Dataset records
--*--
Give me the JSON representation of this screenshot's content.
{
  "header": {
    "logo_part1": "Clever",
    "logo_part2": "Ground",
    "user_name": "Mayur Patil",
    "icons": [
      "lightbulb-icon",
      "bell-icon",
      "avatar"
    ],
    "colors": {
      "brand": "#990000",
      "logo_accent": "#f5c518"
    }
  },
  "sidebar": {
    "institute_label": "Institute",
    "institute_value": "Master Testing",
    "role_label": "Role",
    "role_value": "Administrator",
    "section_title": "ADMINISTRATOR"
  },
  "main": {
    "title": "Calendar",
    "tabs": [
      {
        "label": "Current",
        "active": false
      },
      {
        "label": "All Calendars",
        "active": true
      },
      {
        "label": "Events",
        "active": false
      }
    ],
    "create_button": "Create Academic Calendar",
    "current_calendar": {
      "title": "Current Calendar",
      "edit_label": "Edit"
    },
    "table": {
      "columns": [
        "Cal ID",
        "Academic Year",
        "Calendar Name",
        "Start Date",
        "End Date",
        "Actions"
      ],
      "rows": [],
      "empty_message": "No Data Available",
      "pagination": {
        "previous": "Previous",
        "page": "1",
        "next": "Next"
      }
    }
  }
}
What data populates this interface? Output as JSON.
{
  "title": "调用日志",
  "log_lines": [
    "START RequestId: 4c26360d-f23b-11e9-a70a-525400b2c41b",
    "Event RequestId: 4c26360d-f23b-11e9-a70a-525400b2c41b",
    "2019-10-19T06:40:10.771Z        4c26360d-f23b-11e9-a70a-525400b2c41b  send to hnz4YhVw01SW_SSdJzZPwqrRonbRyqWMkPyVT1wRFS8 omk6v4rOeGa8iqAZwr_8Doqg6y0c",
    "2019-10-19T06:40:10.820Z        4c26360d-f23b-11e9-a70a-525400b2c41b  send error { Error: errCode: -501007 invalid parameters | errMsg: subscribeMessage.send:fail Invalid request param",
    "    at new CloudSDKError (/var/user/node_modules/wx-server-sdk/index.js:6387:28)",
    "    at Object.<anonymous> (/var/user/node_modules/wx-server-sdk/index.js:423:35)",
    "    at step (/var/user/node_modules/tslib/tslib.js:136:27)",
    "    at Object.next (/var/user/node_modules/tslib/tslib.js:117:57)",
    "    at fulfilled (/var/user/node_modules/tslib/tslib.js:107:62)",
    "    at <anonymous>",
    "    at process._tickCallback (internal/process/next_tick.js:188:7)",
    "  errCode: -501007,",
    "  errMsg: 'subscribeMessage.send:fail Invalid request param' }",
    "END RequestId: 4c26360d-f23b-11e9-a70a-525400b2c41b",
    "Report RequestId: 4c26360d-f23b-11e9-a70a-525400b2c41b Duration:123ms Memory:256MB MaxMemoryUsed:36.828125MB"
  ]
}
--*--
What needs to be done: Find and copy every line in the entries above where the string "errMsg" occurs.

Solution to this task:
    "2019-10-19T06:40:10.820Z        4c26360d-f23b-11e9-a70a-525400b2c41b  send error { Error: errCode: -501007 invalid parameters | errMsg: subscribeMessage.send:fail Invalid request param",
    "  errMsg: 'subscribeMessage.send:fail Invalid request param' }",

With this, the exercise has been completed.